▸ **Request**
Go through the listing and return every line with "statistic" in it.

— START Task inputs —

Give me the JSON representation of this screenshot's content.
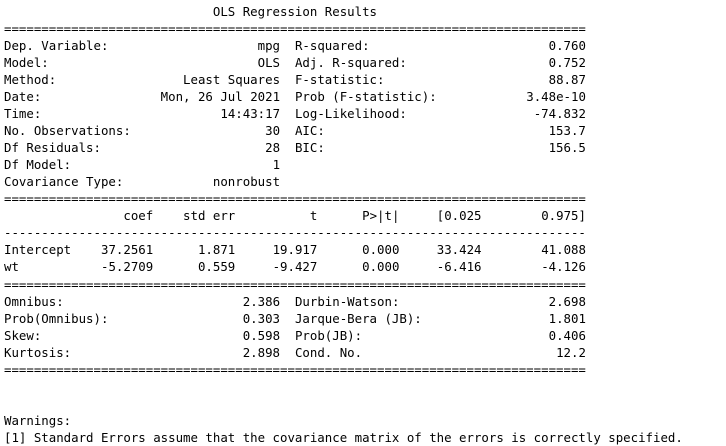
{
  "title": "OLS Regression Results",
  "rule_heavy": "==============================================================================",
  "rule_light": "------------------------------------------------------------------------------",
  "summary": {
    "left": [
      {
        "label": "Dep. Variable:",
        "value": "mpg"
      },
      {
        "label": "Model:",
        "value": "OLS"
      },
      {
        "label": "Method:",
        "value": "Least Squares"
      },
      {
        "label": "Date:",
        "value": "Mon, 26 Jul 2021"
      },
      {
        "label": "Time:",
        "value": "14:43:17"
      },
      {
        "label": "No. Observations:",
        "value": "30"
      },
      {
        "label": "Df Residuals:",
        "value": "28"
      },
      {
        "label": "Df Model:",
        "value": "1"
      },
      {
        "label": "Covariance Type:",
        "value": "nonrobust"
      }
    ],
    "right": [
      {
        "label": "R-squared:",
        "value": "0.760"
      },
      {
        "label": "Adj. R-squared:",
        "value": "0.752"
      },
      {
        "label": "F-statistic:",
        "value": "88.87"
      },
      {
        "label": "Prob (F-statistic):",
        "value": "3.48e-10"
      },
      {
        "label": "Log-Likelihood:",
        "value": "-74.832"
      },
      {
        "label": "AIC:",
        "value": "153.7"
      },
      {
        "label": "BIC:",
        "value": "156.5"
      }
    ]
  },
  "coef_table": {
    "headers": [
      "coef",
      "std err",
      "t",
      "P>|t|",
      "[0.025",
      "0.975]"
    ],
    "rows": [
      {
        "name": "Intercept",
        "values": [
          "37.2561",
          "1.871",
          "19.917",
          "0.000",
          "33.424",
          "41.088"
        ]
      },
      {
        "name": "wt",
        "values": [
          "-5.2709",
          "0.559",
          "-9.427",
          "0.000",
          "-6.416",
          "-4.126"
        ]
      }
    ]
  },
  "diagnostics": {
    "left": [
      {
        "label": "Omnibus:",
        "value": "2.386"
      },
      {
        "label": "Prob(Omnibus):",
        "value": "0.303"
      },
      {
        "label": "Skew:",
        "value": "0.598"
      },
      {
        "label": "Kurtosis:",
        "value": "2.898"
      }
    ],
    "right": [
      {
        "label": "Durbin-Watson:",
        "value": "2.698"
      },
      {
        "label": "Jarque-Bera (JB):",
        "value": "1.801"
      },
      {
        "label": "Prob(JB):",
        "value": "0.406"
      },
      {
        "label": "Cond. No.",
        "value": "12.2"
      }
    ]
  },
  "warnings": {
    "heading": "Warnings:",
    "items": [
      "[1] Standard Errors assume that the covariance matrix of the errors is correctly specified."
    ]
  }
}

— END Task inputs —

▸ **Solved problem**
        "label": "F-statistic:",
        "label": "Prob (F-statistic):",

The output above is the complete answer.